Recorded data
####

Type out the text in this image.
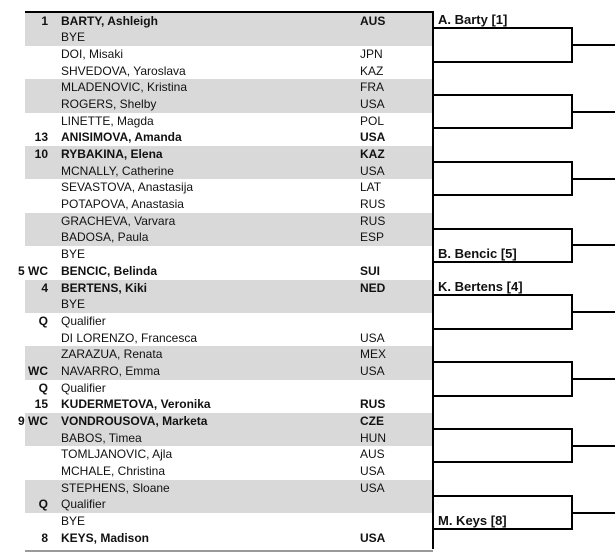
1 BARTY, Ashleigh	AUS
BYE
DOI, Misaki	JPN
SHVEDOVA, Yaroslava	KAZ
MLADENOVIC, Kristina	FRA
ROGERS, Shelby	USA
LINETTE, Magda	POL
13 ANISIMOVA, Amanda	USA
10 RYBAKINA, Elena	KAZ
MCNALLY, Catherine	USA
SEVASTOVA, Anastasija	LAT
POTAPOVA, Anastasia	RUS
GRACHEVA, Varvara	RUS
BADOSA, Paula	ESP
BYE
5 WC BENCIC, Belinda	SUI
4 BERTENS, Kiki	NED
BYE
Q Qualifier
DI LORENZO, Francesca	USA
ZARAZUA, Renata	MEX
WC NAVARRO, Emma	USA
Q Qualifier
15 KUDERMETOVA, Veronika	RUS
9 WC VONDROUSOVA, Marketa	CZE
BABOS, Timea	HUN
TOMLJANOVIC, Ajla	AUS
MCHALE, Christina	USA
STEPHENS, Sloane	USA
Q Qualifier
BYE
8 KEYS, Madison	USA
A. Barty [1]
B. Bencic [5]
K. Bertens [4]
M. Keys [8]
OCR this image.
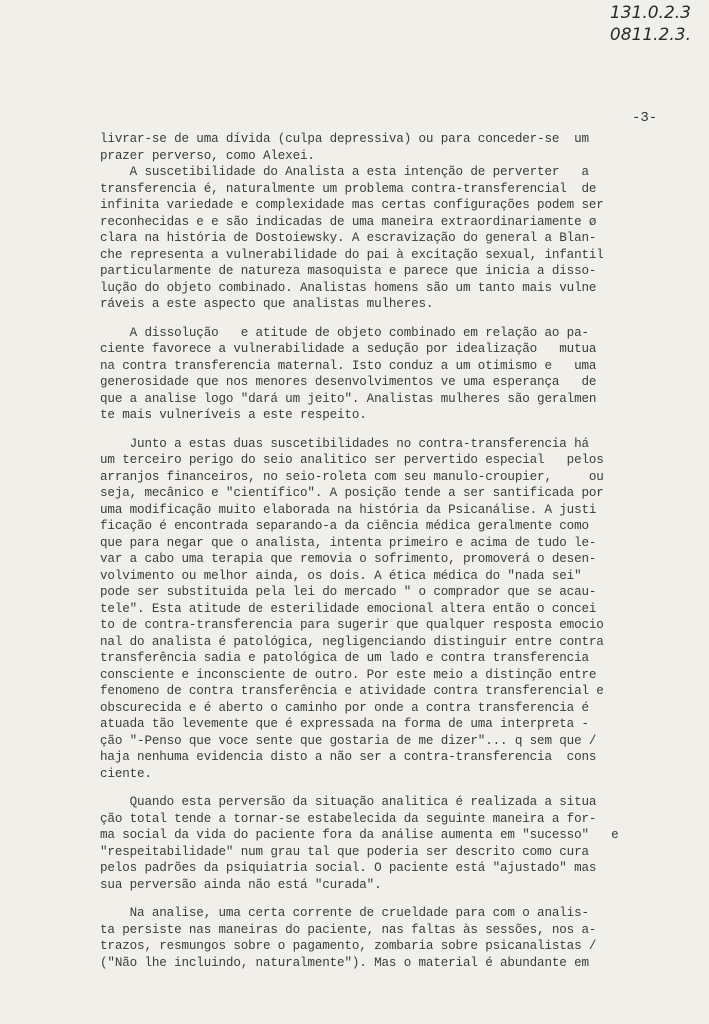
131.0.2.3
0811.2.3.
-3-
livrar-se de uma dívida (culpa depressiva) ou para conceder-se  um
prazer perverso, como Alexei.
A suscetibilidade do Analista a esta intenção de perverter   a
transferencia é, naturalmente um problema contra-transferencial  de
infinita variedade e complexidade mas certas configurações podem ser
reconhecidas e e são indicadas de uma maneira extraordinariamente ø
clara na história de Dostoiewsky. A escravização do general a Blan-
che representa a vulnerabilidade do pai à excitação sexual, infantil
particularmente de natureza masoquista e parece que inicia a disso-
lução do objeto combinado. Analistas homens são um tanto mais vulne
ráveis a este aspecto que analistas mulheres.
A dissolução   e atitude de objeto combinado em relação ao pa-
ciente favorece a vulnerabilidade a sedução por idealização   mutua
na contra transferencia maternal. Isto conduz a um otimismo e   uma
generosidade que nos menores desenvolvimentos ve uma esperança   de
que a analise logo "dará um jeito". Analistas mulheres são geralmen
te mais vulneríveis a este respeito.
Junto a estas duas suscetibilidades no contra-transferencia há
um terceiro perigo do seio analitico ser pervertido especial   pelos
arranjos financeiros, no seio-roleta com seu manulo-croupier,     ou
seja, mecânico e "científico". A posição tende a ser santificada por
uma modificação muito elaborada na história da Psicanálise. A justi
ficação é encontrada separando-a da ciência médica geralmente como
que para negar que o analista, intenta primeiro e acima de tudo le-
var a cabo uma terapia que removia o sofrimento, promoverá o desen-
volvimento ou melhor ainda, os dois. A ética médica do "nada sei"
pode ser substituida pela lei do mercado " o comprador que se acau-
tele". Esta atitude de esterilidade emocional altera então o concei
to de contra-transferencia para sugerir que qualquer resposta emocio
nal do analista é patológica, negligenciando distinguir entre contra
transferência sadia e patológica de um lado e contra transferencia
consciente e inconsciente de outro. Por este meio a distinção entre
fenomeno de contra transferência e atividade contra transferencial e
obscurecida e é aberto o caminho por onde a contra transferencia é
atuada tão levemente que é expressada na forma de uma interpreta -
ção "-Penso que voce sente que gostaria de me dizer"... q sem que /
haja nenhuma evidencia disto a não ser a contra-transferencia  cons
ciente.
Quando esta perversão da situação analitica é realizada a situa
ção total tende a tornar-se estabelecida da seguinte maneira a for-
ma social da vida do paciente fora da análise aumenta em "sucesso"   e
"respeitabilidade" num grau tal que poderia ser descrito como cura
pelos padrões da psiquiatria social. O paciente está "ajustado" mas
sua perversão ainda não está "curada".
Na analise, uma certa corrente de crueldade para com o analis-
ta persiste nas maneiras do paciente, nas faltas às sessões, nos a-
trazos, resmungos sobre o pagamento, zombaria sobre psicanalistas /
("Não lhe incluindo, naturalmente"). Mas o material é abundante em
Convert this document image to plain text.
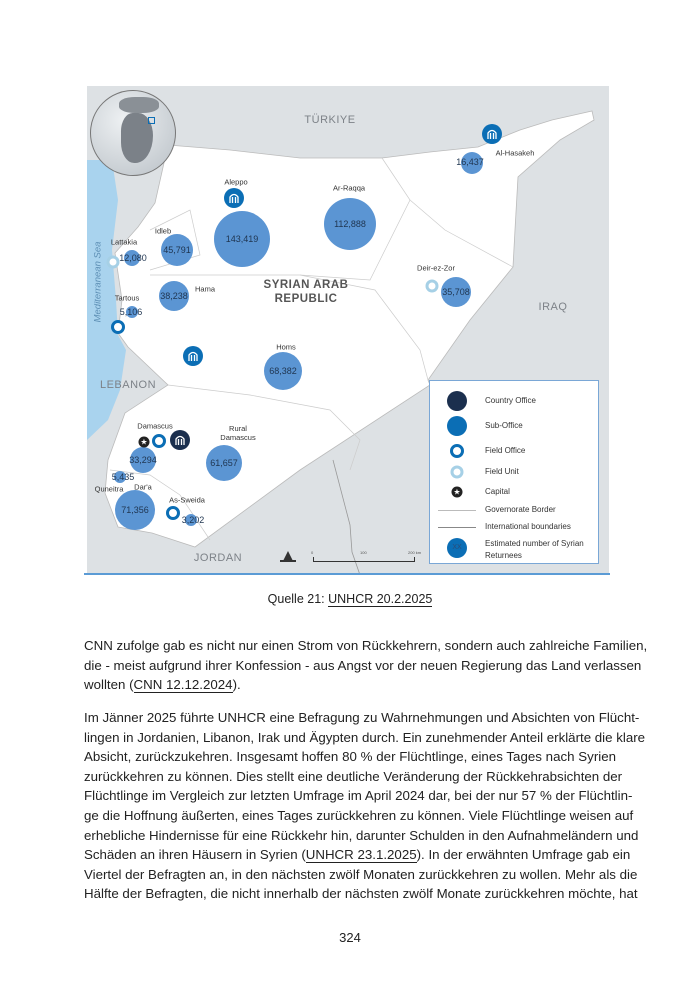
TÜRKIYE
IRAQ
LEBANON
JORDAN
SYRIAN ARAB
REPUBLIC
Mediterranean Sea
143,419
112,888
45,791
12,080
38,238
5,106
68,382
35,708
16,437
61,657
33,294
5,435
71,356
3,202
Aleppo
Ar-Raqqa
Idleb
Lattakia
Hama
Tartous
Homs
Deir-ez-Zor
Al-Hasakeh
Rural Damascus
Damascus
Quneitra Dar'a
As-Sweida
★
0	100	200 km
Country Office
Sub-Office
Field Office
Field Unit
★	Capital
Governorate Border
International boundaries
XX	Estimated number of Syrian
Returnees
Quelle 21: UNHCR 20.2.2025
CNN zufolge gab es nicht nur einen Strom von Rückkehrern, sondern auch zahlreiche Familien,
die - meist aufgrund ihrer Konfession - aus Angst vor der neuen Regierung das Land verlassen
wollten (CNN 12.12.2024).
Im Jänner 2025 führte UNHCR eine Befragung zu Wahrnehmungen und Absichten von Flücht-
lingen in Jordanien, Libanon, Irak und Ägypten durch. Ein zunehmender Anteil erklärte die klare
Absicht, zurückzukehren. Insgesamt hoffen 80 % der Flüchtlinge, eines Tages nach Syrien
zurückkehren zu können. Dies stellt eine deutliche Veränderung der Rückkehrabsichten der
Flüchtlinge im Vergleich zur letzten Umfrage im April 2024 dar, bei der nur 57 % der Flüchtlin-
ge die Hoffnung äußerten, eines Tages zurückkehren zu können. Viele Flüchtlinge weisen auf
erhebliche Hindernisse für eine Rückkehr hin, darunter Schulden in den Aufnahmeländern und
Schäden an ihren Häusern in Syrien (UNHCR 23.1.2025). In der erwähnten Umfrage gab ein
Viertel der Befragten an, in den nächsten zwölf Monaten zurückkehren zu wollen. Mehr als die
Hälfte der Befragten, die nicht innerhalb der nächsten zwölf Monate zurückkehren möchte, hat
324
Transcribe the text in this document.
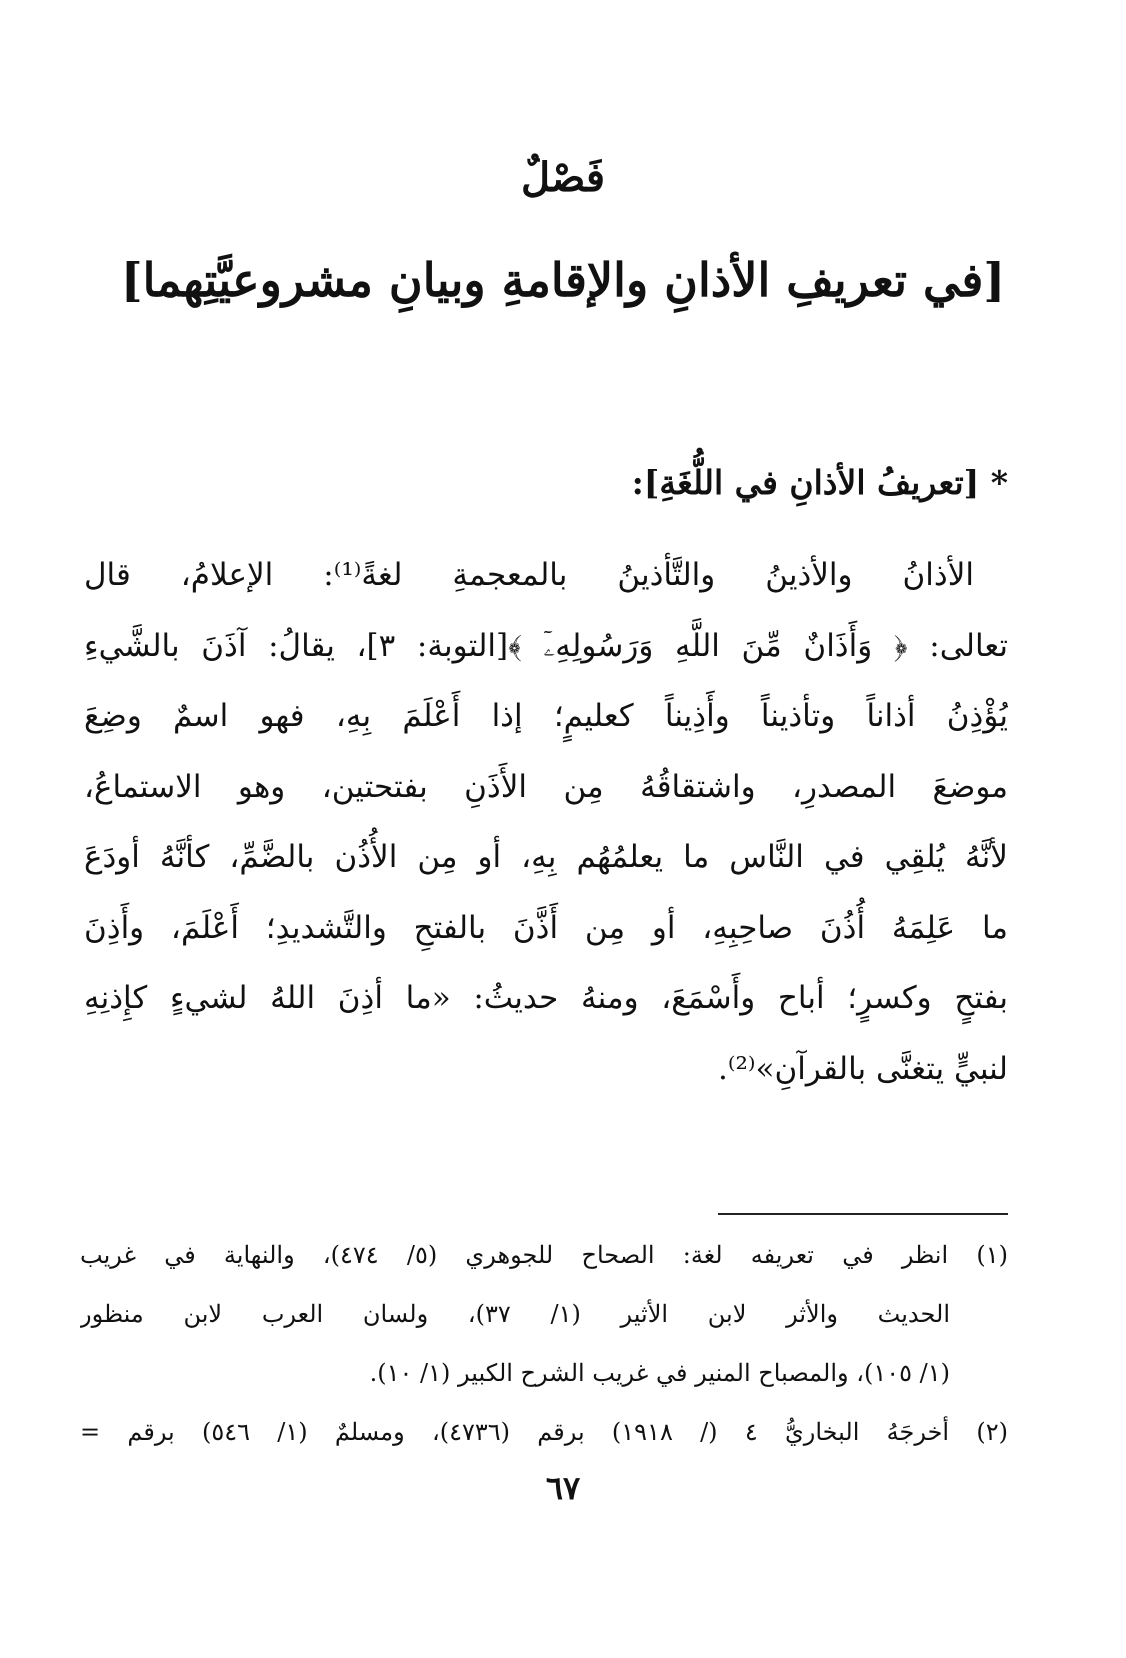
فَصْلٌ
[في تعريفِ الأذانِ والإقامةِ وبيانِ مشروعيَّتِهما]
* [تعريفُ الأذانِ في اللُّغَةِ]:
الأذانُ والأذينُ والتَّأذينُ بالمعجمةِ لغةً⁽¹⁾: الإعلامُ، قال
تعالى: ﴿ وَأَذَانٌ مِّنَ اللَّهِ وَرَسُولِهِۦٓ ﴾[التوبة: ٣]، يقالُ: آذَنَ بالشَّيءِ
يُؤْذِنُ أذاناً وتأذيناً وأَذِيناً كعليمٍ؛ إذا أَعْلَمَ بِهِ، فهو اسمٌ وضِعَ
موضعَ المصدرِ، واشتقاقُهُ مِن الأَذَنِ بفتحتين، وهو الاستماعُ،
لأنَّهُ يُلقِي في النَّاس ما يعلمُهُم بِهِ، أو مِن الأُذُن بالضَّمِّ، كأنَّهُ أودَعَ
ما عَلِمَهُ أُذُنَ صاحِبِهِ، أو مِن أَذَّنَ بالفتحِ والتَّشديدِ؛ أَعْلَمَ، وأَذِنَ
بفتحٍ وكسرٍ؛ أباح وأَسْمَعَ، ومنهُ حديثُ: «ما أذِنَ اللهُ لشيءٍ كإِذنِهِ
لنبيٍّ يتغنَّى بالقرآنِ»⁽²⁾.
(١) انظر في تعريفه لغة: الصحاح للجوهري (٥/ ٤٧٤)، والنهاية في غريب
الحديث والأثر لابن الأثير (١/ ٣٧)، ولسان العرب لابن منظور
(١/ ١٠٥)، والمصباح المنير في غريب الشرح الكبير (١/ ١٠).
(٢) أخرجَهُ البخاريُّ ٤ (/ ١٩١٨) برقم (٤٧٣٦)، ومسلمٌ (١/ ٥٤٦) برقم =
٦٧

####

> **Instructions to follow**: Emit an exact copy of the lines from the line bearing "Transcribe the text in this document." through the last line above, inclusive, and leave the images out.

> **Final result**:
Transcribe the text in this document.
فَصْلٌ
[في تعريفِ الأذانِ والإقامةِ وبيانِ مشروعيَّتِهما]
* [تعريفُ الأذانِ في اللُّغَةِ]:
الأذانُ والأذينُ والتَّأذينُ بالمعجمةِ لغةً⁽¹⁾: الإعلامُ، قال
تعالى: ﴿ وَأَذَانٌ مِّنَ اللَّهِ وَرَسُولِهِۦٓ ﴾[التوبة: ٣]، يقالُ: آذَنَ بالشَّيءِ
يُؤْذِنُ أذاناً وتأذيناً وأَذِيناً كعليمٍ؛ إذا أَعْلَمَ بِهِ، فهو اسمٌ وضِعَ
موضعَ المصدرِ، واشتقاقُهُ مِن الأَذَنِ بفتحتين، وهو الاستماعُ،
لأنَّهُ يُلقِي في النَّاس ما يعلمُهُم بِهِ، أو مِن الأُذُن بالضَّمِّ، كأنَّهُ أودَعَ
ما عَلِمَهُ أُذُنَ صاحِبِهِ، أو مِن أَذَّنَ بالفتحِ والتَّشديدِ؛ أَعْلَمَ، وأَذِنَ
بفتحٍ وكسرٍ؛ أباح وأَسْمَعَ، ومنهُ حديثُ: «ما أذِنَ اللهُ لشيءٍ كإِذنِهِ
لنبيٍّ يتغنَّى بالقرآنِ»⁽²⁾.
(١) انظر في تعريفه لغة: الصحاح للجوهري (٥/ ٤٧٤)، والنهاية في غريب
الحديث والأثر لابن الأثير (١/ ٣٧)، ولسان العرب لابن منظور
(١/ ١٠٥)، والمصباح المنير في غريب الشرح الكبير (١/ ١٠).
(٢) أخرجَهُ البخاريُّ ٤ (/ ١٩١٨) برقم (٤٧٣٦)، ومسلمٌ (١/ ٥٤٦) برقم =
٦٧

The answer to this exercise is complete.